Description of the task – Review the lines that follow and copy each one that contains the word "frac".

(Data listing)

● ● ● ●

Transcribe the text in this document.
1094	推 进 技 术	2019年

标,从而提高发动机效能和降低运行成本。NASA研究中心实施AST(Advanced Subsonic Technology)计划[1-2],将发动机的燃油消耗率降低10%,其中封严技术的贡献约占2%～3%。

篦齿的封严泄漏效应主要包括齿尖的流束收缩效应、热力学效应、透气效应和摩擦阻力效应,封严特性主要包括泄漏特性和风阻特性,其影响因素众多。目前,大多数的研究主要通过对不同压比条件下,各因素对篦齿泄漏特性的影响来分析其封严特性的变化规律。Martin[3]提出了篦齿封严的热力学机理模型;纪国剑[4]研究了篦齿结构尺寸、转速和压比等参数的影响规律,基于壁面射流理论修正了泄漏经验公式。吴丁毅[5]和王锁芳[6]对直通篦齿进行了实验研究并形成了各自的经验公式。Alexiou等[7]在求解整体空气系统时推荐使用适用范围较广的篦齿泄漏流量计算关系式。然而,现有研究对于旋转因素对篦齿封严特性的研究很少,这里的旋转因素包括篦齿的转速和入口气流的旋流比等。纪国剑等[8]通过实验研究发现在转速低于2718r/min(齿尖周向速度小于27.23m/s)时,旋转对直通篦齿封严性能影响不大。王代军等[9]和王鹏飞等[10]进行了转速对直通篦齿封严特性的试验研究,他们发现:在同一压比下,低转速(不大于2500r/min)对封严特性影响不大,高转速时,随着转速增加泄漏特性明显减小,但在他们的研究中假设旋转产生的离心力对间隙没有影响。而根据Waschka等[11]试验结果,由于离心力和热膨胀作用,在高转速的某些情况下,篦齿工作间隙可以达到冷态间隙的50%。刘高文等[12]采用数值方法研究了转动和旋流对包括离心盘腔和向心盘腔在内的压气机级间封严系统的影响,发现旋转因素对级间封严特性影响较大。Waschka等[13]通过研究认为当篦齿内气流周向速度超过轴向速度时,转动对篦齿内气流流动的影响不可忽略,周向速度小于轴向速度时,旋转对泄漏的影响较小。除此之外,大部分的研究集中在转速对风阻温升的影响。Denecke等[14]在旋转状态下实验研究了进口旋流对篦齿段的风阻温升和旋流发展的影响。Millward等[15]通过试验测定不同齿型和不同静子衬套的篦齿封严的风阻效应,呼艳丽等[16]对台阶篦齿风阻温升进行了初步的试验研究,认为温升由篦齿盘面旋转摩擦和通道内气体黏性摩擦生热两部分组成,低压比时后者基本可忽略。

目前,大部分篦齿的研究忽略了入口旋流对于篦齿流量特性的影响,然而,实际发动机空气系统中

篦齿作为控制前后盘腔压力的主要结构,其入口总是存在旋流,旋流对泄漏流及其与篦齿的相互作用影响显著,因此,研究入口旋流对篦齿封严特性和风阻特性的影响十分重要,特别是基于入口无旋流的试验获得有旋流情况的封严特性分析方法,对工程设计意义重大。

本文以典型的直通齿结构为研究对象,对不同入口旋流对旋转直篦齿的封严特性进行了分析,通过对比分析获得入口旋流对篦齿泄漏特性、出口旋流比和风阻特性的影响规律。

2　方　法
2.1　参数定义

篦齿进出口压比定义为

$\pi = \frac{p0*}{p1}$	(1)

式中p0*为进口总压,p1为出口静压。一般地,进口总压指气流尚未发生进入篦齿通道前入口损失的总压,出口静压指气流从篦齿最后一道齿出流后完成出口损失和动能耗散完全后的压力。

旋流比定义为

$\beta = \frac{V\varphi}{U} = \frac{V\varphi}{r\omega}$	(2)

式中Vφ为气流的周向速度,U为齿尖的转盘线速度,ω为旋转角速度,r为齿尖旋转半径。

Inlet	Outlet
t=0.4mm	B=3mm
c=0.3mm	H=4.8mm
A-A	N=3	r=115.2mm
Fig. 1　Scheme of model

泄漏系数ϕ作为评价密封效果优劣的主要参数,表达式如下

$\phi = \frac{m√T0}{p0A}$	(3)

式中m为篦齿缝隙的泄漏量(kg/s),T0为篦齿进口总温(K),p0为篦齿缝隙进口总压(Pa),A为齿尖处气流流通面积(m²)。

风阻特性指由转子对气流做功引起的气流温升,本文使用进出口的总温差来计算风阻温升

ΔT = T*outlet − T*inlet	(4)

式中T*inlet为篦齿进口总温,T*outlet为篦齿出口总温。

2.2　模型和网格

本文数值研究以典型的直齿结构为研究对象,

● ● ● ●

Written reply –
$\pi = \frac{p0*}{p1}$	(1)
$\beta = \frac{V\varphi}{U} = \frac{V\varphi}{r\omega}$	(2)
$\phi = \frac{m√T0}{p0A}$	(3)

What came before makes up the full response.